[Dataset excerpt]

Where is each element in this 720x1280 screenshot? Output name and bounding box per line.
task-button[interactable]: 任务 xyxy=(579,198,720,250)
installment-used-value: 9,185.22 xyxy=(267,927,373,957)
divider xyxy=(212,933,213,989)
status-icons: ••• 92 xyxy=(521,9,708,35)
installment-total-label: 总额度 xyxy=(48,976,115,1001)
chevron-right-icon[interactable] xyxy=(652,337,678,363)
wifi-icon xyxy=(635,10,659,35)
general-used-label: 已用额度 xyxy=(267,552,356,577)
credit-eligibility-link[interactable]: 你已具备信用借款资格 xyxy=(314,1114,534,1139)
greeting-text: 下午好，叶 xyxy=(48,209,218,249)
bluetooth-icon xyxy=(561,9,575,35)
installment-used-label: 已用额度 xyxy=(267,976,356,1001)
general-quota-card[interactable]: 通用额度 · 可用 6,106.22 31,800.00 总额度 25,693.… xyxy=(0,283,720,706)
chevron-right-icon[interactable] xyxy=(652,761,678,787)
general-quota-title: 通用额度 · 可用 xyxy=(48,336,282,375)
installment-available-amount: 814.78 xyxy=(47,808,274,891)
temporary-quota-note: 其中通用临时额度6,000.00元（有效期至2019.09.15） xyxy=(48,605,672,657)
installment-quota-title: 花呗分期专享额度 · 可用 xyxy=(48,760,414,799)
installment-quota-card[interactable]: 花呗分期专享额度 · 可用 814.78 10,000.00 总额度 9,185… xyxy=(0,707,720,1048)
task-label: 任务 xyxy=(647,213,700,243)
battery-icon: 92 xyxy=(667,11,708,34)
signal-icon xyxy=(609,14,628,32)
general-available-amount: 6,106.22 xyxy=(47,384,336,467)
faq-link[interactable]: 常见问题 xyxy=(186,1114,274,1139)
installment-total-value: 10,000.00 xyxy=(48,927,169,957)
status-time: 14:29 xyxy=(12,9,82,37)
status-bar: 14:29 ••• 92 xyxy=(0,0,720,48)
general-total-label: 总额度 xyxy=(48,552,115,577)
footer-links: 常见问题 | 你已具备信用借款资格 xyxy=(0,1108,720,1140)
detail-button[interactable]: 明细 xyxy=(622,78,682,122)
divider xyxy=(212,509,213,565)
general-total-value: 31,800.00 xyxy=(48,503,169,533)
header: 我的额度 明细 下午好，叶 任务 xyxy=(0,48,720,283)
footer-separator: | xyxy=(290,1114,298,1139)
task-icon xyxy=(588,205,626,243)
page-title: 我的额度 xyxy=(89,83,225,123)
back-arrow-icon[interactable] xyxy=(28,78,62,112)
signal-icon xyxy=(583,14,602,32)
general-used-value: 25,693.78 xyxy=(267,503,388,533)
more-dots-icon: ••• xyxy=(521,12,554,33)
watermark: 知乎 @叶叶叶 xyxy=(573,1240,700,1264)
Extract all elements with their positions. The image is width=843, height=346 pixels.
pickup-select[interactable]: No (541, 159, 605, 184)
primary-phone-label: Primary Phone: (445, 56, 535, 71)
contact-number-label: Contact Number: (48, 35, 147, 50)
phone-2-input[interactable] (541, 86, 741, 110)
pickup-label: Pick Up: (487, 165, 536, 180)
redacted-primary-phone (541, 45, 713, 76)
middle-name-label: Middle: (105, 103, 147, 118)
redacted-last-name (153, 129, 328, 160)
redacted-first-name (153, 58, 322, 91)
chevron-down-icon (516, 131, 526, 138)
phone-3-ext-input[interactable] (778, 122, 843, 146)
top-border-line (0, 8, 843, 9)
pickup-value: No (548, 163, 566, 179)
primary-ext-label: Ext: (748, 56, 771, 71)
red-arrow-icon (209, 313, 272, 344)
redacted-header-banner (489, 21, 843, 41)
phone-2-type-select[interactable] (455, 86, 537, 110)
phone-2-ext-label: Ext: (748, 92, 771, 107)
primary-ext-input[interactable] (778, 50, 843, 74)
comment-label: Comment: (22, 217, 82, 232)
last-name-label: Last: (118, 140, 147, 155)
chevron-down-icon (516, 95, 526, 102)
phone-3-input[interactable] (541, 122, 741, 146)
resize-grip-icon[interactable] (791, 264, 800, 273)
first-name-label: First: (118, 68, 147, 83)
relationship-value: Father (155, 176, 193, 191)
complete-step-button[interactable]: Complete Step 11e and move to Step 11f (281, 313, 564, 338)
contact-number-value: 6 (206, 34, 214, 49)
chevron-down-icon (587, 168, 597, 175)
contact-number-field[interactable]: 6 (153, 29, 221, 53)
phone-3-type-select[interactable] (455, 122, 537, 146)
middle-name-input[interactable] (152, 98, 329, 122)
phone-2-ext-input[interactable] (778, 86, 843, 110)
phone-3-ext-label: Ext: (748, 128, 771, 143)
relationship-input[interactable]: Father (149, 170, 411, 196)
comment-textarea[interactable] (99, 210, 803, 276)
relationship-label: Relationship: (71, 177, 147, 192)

GIVEN EXERCISE:
Copy every line of the listing above verbatim.

RESPONSE BELOW:
Where is each element in this 720x1280 screenshot? Output name and bounding box per line.
task-button[interactable]: 任务 xyxy=(579,198,720,250)
installment-used-value: 9,185.22 xyxy=(267,927,373,957)
divider xyxy=(212,933,213,989)
status-icons: ••• 92 xyxy=(521,9,708,35)
installment-total-label: 总额度 xyxy=(48,976,115,1001)
chevron-right-icon[interactable] xyxy=(652,337,678,363)
wifi-icon xyxy=(635,10,659,35)
general-used-label: 已用额度 xyxy=(267,552,356,577)
credit-eligibility-link[interactable]: 你已具备信用借款资格 xyxy=(314,1114,534,1139)
greeting-text: 下午好，叶 xyxy=(48,209,218,249)
bluetooth-icon xyxy=(561,9,575,35)
installment-used-label: 已用额度 xyxy=(267,976,356,1001)
general-quota-card[interactable]: 通用额度 · 可用 6,106.22 31,800.00 总额度 25,693.… xyxy=(0,283,720,706)
chevron-right-icon[interactable] xyxy=(652,761,678,787)
general-quota-title: 通用额度 · 可用 xyxy=(48,336,282,375)
installment-available-amount: 814.78 xyxy=(47,808,274,891)
temporary-quota-note: 其中通用临时额度6,000.00元（有效期至2019.09.15） xyxy=(48,605,672,657)
installment-quota-title: 花呗分期专享额度 · 可用 xyxy=(48,760,414,799)
installment-quota-card[interactable]: 花呗分期专享额度 · 可用 814.78 10,000.00 总额度 9,185… xyxy=(0,707,720,1048)
task-label: 任务 xyxy=(647,213,700,243)
battery-icon: 92 xyxy=(667,11,708,34)
signal-icon xyxy=(609,14,628,32)
general-available-amount: 6,106.22 xyxy=(47,384,336,467)
faq-link[interactable]: 常见问题 xyxy=(186,1114,274,1139)
installment-total-value: 10,000.00 xyxy=(48,927,169,957)
status-time: 14:29 xyxy=(12,9,82,37)
status-bar: 14:29 ••• 92 xyxy=(0,0,720,48)
general-total-label: 总额度 xyxy=(48,552,115,577)
footer-links: 常见问题 | 你已具备信用借款资格 xyxy=(0,1108,720,1140)
detail-button[interactable]: 明细 xyxy=(622,78,682,122)
divider xyxy=(212,509,213,565)
general-total-value: 31,800.00 xyxy=(48,503,169,533)
header: 我的额度 明细 下午好，叶 任务 xyxy=(0,48,720,283)
footer-separator: | xyxy=(290,1114,298,1139)
task-icon xyxy=(588,205,626,243)
page-title: 我的额度 xyxy=(89,83,225,123)
back-arrow-icon[interactable] xyxy=(28,78,62,112)
signal-icon xyxy=(583,14,602,32)
general-used-value: 25,693.78 xyxy=(267,503,388,533)
more-dots-icon: ••• xyxy=(521,12,554,33)
watermark: 知乎 @叶叶叶 xyxy=(573,1240,700,1264)
Extract all elements with their positions. The image is width=843, height=346 pixels.
pickup-select[interactable]: No (541, 159, 605, 184)
primary-phone-label: Primary Phone: (445, 56, 535, 71)
contact-number-label: Contact Number: (48, 35, 147, 50)
phone-2-input[interactable] (541, 86, 741, 110)
pickup-label: Pick Up: (487, 165, 536, 180)
redacted-primary-phone (541, 45, 713, 76)
middle-name-label: Middle: (105, 103, 147, 118)
redacted-last-name (153, 129, 328, 160)
redacted-first-name (153, 58, 322, 91)
chevron-down-icon (516, 131, 526, 138)
phone-3-ext-input[interactable] (778, 122, 843, 146)
top-border-line (0, 8, 843, 9)
pickup-value: No (548, 163, 566, 179)
primary-ext-label: Ext: (748, 56, 771, 71)
red-arrow-icon (209, 313, 272, 344)
redacted-header-banner (489, 21, 843, 41)
phone-2-type-select[interactable] (455, 86, 537, 110)
phone-2-ext-label: Ext: (748, 92, 771, 107)
primary-ext-input[interactable] (778, 50, 843, 74)
comment-label: Comment: (22, 217, 82, 232)
last-name-label: Last: (118, 140, 147, 155)
chevron-down-icon (516, 95, 526, 102)
phone-3-input[interactable] (541, 122, 741, 146)
resize-grip-icon[interactable] (791, 264, 800, 273)
first-name-label: First: (118, 68, 147, 83)
relationship-value: Father (155, 176, 193, 191)
complete-step-button[interactable]: Complete Step 11e and move to Step 11f (281, 313, 564, 338)
contact-number-value: 6 (206, 34, 214, 49)
chevron-down-icon (587, 168, 597, 175)
contact-number-field[interactable]: 6 (153, 29, 221, 53)
phone-3-type-select[interactable] (455, 122, 537, 146)
middle-name-input[interactable] (152, 98, 329, 122)
phone-2-ext-input[interactable] (778, 86, 843, 110)
phone-3-ext-label: Ext: (748, 128, 771, 143)
relationship-input[interactable]: Father (149, 170, 411, 196)
comment-textarea[interactable] (99, 210, 803, 276)
relationship-label: Relationship: (71, 177, 147, 192)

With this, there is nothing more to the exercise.